--- START OF GIVEN DATA ---
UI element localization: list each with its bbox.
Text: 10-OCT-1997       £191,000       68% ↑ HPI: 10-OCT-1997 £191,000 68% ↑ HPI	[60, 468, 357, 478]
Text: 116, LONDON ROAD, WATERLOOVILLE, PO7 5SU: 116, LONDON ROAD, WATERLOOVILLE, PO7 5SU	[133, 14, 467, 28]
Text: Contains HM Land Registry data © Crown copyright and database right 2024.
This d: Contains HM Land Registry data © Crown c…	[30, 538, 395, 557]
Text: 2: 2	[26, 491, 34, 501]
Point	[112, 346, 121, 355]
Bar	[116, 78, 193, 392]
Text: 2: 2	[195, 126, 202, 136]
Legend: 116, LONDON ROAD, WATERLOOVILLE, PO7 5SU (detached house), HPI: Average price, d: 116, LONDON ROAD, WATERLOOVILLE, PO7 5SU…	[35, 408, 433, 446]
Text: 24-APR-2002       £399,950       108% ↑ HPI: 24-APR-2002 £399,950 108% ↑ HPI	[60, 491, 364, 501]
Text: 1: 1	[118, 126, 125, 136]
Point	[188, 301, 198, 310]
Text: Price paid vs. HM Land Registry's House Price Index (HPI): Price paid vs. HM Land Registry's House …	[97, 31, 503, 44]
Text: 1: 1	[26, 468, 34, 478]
--- END OF GIVEN DATA ---
◆ **BRIEF**
Copy every line of the records above verbatim, keeping each entry's text and its bracketed coordinates unchanged.

◆ **SOLUTION FOR THIS TASK**
UI element localization: list each with its bbox.
Text: 10-OCT-1997       £191,000       68% ↑ HPI: 10-OCT-1997 £191,000 68% ↑ HPI	[60, 468, 357, 478]
Text: 116, LONDON ROAD, WATERLOOVILLE, PO7 5SU: 116, LONDON ROAD, WATERLOOVILLE, PO7 5SU	[133, 14, 467, 28]
Text: Contains HM Land Registry data © Crown copyright and database right 2024.
This d: Contains HM Land Registry data © Crown c…	[30, 538, 395, 557]
Text: 2: 2	[26, 491, 34, 501]
Point	[112, 346, 121, 355]
Bar	[116, 78, 193, 392]
Text: 2: 2	[195, 126, 202, 136]
Legend: 116, LONDON ROAD, WATERLOOVILLE, PO7 5SU (detached house), HPI: Average price, d: 116, LONDON ROAD, WATERLOOVILLE, PO7 5SU…	[35, 408, 433, 446]
Text: 24-APR-2002       £399,950       108% ↑ HPI: 24-APR-2002 £399,950 108% ↑ HPI	[60, 491, 364, 501]
Text: 1: 1	[118, 126, 125, 136]
Point	[188, 301, 198, 310]
Text: Price paid vs. HM Land Registry's House Price Index (HPI): Price paid vs. HM Land Registry's House …	[97, 31, 503, 44]
Text: 1: 1	[26, 468, 34, 478]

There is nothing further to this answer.